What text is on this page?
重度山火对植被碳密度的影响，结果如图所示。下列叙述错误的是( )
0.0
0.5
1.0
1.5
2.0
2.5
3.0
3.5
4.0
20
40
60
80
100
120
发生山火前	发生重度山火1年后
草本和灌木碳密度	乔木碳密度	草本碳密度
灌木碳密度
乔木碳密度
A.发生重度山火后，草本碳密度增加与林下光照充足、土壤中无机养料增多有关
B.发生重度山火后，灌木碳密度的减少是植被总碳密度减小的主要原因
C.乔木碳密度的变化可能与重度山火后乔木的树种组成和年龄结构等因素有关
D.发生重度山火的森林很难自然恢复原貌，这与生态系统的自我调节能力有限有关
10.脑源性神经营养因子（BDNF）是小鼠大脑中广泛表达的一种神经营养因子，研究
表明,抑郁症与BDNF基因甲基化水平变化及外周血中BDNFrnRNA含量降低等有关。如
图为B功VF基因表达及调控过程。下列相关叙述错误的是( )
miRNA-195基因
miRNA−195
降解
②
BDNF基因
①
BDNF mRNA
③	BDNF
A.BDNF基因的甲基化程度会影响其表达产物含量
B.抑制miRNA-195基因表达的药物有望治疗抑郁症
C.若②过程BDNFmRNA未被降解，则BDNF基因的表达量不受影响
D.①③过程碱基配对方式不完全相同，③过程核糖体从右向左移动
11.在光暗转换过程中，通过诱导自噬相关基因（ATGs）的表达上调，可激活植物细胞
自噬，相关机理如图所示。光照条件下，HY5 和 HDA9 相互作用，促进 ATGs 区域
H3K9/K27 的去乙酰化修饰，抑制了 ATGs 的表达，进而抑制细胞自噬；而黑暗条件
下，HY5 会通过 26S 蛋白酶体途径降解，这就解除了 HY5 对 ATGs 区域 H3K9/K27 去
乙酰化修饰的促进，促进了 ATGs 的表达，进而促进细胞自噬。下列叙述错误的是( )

☆ ☆ ☆ ☆

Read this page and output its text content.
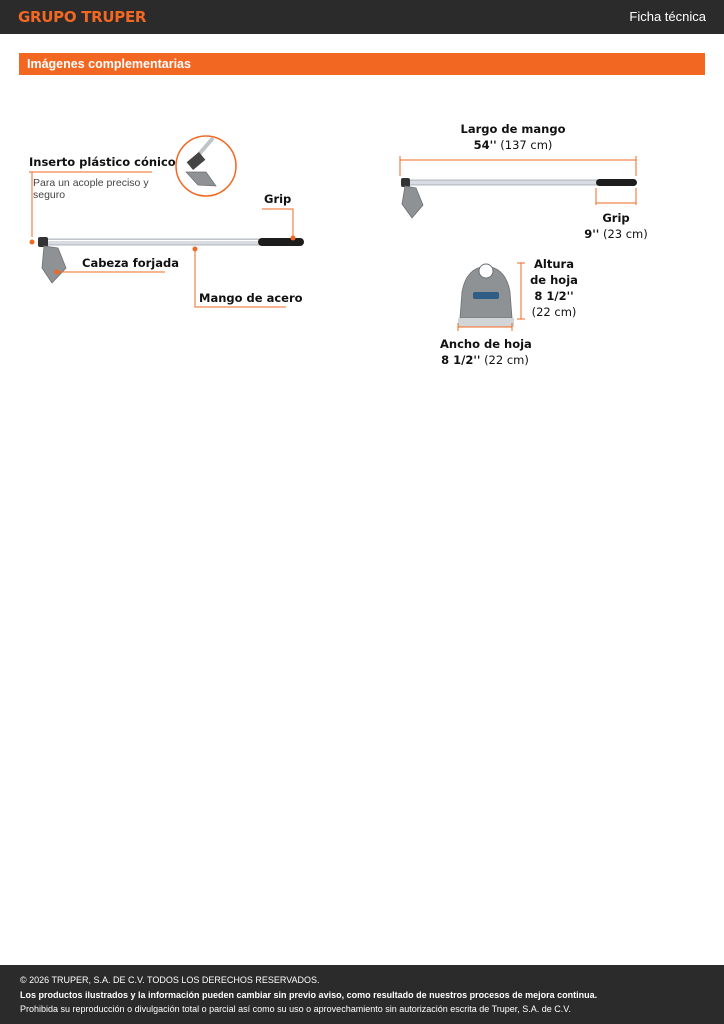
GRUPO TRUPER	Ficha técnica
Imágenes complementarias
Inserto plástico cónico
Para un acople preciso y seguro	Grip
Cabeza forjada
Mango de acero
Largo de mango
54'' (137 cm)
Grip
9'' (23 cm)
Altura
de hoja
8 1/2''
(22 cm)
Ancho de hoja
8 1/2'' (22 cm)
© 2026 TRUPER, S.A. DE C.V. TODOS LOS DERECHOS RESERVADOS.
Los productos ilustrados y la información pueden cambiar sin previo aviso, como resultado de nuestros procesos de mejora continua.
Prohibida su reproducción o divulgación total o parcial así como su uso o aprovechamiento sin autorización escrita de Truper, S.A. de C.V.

☆ ☆ ☆ ☆

● **What the exercise asks**
Out of the material above, select every line that holds the string "text".

● **Result**
What text is on this page?
Read this page and output its text content.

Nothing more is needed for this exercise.